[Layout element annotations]
++++
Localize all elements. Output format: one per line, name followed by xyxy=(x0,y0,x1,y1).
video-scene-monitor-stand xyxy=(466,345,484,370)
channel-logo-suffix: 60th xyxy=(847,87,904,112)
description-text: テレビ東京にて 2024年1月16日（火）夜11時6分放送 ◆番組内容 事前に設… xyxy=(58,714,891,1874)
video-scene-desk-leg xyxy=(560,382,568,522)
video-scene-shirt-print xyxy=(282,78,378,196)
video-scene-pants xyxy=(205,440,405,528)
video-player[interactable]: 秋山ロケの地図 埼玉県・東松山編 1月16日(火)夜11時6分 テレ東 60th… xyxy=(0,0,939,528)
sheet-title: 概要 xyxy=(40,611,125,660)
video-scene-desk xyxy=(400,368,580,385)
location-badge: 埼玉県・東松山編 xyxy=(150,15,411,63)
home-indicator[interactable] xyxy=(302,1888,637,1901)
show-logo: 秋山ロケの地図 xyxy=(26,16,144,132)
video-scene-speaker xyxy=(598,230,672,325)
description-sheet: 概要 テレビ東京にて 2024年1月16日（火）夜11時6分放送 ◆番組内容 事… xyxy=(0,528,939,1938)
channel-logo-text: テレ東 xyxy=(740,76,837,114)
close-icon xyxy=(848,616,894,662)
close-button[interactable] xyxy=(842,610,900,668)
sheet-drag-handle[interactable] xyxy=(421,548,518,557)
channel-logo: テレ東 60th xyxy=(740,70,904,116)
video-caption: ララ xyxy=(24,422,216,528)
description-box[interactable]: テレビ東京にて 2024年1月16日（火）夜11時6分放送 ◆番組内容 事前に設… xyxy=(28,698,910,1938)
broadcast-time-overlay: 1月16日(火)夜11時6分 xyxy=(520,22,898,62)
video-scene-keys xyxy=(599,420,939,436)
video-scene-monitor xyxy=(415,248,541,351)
++++
Rewrite the listing above, replacing "Localize" with "Locate" and leaving every other line unchanged.

Locate all elements. Output format: one per line, name followed by xyxy=(x0,y0,x1,y1).
video-scene-monitor-stand xyxy=(466,345,484,370)
channel-logo-suffix: 60th xyxy=(847,87,904,112)
description-text: テレビ東京にて 2024年1月16日（火）夜11時6分放送 ◆番組内容 事前に設… xyxy=(58,714,891,1874)
video-scene-desk-leg xyxy=(560,382,568,522)
video-scene-shirt-print xyxy=(282,78,378,196)
video-scene-pants xyxy=(205,440,405,528)
video-player[interactable]: 秋山ロケの地図 埼玉県・東松山編 1月16日(火)夜11時6分 テレ東 60th… xyxy=(0,0,939,528)
sheet-title: 概要 xyxy=(40,611,125,660)
video-scene-desk xyxy=(400,368,580,385)
location-badge: 埼玉県・東松山編 xyxy=(150,15,411,63)
home-indicator[interactable] xyxy=(302,1888,637,1901)
show-logo: 秋山ロケの地図 xyxy=(26,16,144,132)
video-scene-speaker xyxy=(598,230,672,325)
description-sheet: 概要 テレビ東京にて 2024年1月16日（火）夜11時6分放送 ◆番組内容 事… xyxy=(0,528,939,1938)
channel-logo-text: テレ東 xyxy=(740,76,837,114)
close-icon xyxy=(848,616,894,662)
close-button[interactable] xyxy=(842,610,900,668)
sheet-drag-handle[interactable] xyxy=(421,548,518,557)
channel-logo: テレ東 60th xyxy=(740,70,904,116)
video-caption: ララ xyxy=(24,422,216,528)
description-box[interactable]: テレビ東京にて 2024年1月16日（火）夜11時6分放送 ◆番組内容 事前に設… xyxy=(28,698,910,1938)
broadcast-time-overlay: 1月16日(火)夜11時6分 xyxy=(520,22,898,62)
video-scene-keys xyxy=(599,420,939,436)
video-scene-monitor xyxy=(415,248,541,351)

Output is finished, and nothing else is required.